● **To do**:
Copy all lines that contain the word "data".

● **Material for this task**:
▬▬▬▬▬▬
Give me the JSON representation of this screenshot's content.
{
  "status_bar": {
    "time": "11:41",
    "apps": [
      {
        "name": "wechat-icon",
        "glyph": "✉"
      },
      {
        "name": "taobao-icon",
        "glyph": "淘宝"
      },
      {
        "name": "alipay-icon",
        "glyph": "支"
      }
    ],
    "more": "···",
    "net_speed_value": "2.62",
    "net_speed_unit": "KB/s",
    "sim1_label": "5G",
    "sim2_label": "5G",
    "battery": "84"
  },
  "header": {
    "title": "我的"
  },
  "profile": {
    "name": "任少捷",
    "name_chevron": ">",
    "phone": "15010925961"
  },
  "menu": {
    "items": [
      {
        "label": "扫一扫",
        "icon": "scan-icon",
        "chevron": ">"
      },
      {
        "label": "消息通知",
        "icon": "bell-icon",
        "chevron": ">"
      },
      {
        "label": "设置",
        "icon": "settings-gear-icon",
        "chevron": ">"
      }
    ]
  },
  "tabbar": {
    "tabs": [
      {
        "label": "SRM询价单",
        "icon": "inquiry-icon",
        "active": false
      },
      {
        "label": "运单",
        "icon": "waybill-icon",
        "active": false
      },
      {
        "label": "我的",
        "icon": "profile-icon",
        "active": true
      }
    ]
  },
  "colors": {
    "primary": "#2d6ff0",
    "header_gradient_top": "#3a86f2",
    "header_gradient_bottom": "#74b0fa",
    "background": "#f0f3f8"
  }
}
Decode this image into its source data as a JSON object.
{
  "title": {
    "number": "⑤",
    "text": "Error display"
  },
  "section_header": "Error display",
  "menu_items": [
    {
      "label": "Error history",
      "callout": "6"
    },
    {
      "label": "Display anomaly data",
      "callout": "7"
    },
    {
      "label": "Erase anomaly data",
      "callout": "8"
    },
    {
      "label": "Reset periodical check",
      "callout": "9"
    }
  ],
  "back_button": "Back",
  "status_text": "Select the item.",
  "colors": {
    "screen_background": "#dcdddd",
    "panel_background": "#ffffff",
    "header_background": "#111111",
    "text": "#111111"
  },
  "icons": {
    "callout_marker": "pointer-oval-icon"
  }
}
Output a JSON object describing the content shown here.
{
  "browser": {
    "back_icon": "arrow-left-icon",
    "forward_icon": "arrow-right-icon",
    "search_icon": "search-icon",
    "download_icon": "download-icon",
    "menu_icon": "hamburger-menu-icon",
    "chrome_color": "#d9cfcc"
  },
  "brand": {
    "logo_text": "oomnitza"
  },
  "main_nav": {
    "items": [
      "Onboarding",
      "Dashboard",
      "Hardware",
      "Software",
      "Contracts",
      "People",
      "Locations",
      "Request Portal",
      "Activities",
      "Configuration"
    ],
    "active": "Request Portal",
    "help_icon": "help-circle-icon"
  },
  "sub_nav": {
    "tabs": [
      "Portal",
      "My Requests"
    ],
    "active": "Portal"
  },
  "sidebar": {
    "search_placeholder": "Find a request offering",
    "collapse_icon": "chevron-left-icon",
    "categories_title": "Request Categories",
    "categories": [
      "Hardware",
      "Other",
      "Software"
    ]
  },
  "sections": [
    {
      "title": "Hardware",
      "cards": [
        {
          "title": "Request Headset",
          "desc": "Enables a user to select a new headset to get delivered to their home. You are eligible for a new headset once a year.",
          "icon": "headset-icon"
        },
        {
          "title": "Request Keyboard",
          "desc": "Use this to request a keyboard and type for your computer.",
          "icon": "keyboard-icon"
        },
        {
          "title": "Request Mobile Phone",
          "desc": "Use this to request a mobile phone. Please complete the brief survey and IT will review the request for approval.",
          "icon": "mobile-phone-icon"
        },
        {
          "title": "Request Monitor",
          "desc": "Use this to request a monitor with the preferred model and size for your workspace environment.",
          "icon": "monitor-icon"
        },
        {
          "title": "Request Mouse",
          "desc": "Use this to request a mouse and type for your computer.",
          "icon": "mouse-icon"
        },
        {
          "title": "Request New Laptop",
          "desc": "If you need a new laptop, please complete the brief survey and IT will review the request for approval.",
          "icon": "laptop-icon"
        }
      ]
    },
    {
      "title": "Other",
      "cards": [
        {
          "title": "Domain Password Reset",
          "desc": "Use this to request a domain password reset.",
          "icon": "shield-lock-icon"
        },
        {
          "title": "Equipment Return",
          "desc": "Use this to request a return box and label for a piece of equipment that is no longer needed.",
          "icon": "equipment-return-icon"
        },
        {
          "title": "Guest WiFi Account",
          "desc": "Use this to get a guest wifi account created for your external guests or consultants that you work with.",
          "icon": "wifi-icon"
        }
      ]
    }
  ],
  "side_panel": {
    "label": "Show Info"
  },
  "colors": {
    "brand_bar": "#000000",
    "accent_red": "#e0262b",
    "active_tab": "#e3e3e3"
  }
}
▬▬▬▬▬▬
● **The completed task**:
Decode this image into its source data as a JSON object.
      "label": "Display anomaly data",
      "label": "Erase anomaly data",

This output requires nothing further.